Start of Page text
Over May 2020, MediaBridge shadowed Mexican journalist Verónica Basurto and her colleagues as they collected interviews from women land and environmental rights defenders across Mexico for an investigation into the heightened risks that they face in the pandemic period.

Screengrab from the Guardian: Revealed: devestation that awaits Syrians facing expulsion by Denmark
Screengrab from www.theguardian.com

Uncovering the realities that await Syrian refugees facing deportation

In April 2021, the Danish government declared that some areas of Syria, including Damascus, were now safe and such would not renew the residency permits of Syrians who had been given asylum in Denmark.

MediaBridge worked with journalism network Lighthouse Reports and local partner Rozana Radio to reveal that Syrians who face deportation would, among other dangers, return to homes and neighbourhoods that have been destroyed during the war.

zetland article Sådan her foregår organhandel. Kom med ind i en ofte overset kriminel underverden
Screengrab from www.zetland.dk

Organ trafficking exposed through Danish-Iranian collaboration

Instagram ads in Iran targeted people in desperate situations offering to help them to sell their organs. Organ trafficking has moved from the dark web to social networks. The attention the story garnered forced Instagram to react.
End of Page text
Prompt 1:
According to the page text, when did the Danish government declare that some areas of Syria were safe?
Prompt 2:
Copy the page text from "Screengrab from the" up to and including "asylum in Denmark.", swapping "Damascus" out for "Aleppo".
Start of Source material
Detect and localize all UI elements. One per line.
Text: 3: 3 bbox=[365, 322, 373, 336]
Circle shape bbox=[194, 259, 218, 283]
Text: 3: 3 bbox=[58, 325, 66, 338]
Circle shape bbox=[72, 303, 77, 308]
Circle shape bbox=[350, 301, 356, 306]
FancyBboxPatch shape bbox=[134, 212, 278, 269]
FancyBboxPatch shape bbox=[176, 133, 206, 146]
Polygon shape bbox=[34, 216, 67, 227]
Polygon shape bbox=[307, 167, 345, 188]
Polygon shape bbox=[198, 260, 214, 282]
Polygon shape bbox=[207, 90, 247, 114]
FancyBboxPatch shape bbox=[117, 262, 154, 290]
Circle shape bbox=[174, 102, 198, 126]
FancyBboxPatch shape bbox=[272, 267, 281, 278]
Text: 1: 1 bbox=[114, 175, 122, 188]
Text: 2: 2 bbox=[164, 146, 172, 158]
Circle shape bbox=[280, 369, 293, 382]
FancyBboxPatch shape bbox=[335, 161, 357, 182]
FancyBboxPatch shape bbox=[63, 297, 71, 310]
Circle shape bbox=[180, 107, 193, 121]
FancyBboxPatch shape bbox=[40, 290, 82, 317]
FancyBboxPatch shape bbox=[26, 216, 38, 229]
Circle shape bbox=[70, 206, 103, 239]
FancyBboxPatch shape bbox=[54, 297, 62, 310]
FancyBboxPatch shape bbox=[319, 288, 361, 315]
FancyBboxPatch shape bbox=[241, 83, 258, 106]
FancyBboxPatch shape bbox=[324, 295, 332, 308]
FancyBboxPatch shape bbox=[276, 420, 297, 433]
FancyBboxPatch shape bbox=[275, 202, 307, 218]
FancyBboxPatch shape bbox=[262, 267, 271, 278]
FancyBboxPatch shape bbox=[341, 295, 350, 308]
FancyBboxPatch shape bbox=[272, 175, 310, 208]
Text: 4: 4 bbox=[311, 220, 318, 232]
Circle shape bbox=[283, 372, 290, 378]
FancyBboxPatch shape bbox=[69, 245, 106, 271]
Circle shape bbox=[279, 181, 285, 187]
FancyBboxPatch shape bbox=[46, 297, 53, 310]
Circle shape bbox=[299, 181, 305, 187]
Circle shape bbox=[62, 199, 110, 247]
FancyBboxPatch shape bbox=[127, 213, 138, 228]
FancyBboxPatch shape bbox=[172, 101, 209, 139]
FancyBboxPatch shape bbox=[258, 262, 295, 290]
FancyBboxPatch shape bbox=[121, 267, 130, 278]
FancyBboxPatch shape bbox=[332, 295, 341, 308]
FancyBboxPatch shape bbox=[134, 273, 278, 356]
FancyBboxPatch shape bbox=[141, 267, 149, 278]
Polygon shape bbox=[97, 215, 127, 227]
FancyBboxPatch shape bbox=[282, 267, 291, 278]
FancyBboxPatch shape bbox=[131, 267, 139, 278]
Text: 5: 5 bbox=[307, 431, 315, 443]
End of Source material
Reply 1:
In April 2021.

Reply 2:
Screengrab from the Guardian: Revealed: devestation that awaits Syrians facing expulsion by Denmark
Screengrab from www.theguardian.com

Uncovering the realities that await Syrian refugees facing deportation

In April 2021, the Danish government declared that some areas of Syria, including Aleppo, were now safe and such would not renew the residency permits of Syrians who had been given asylum in Denmark.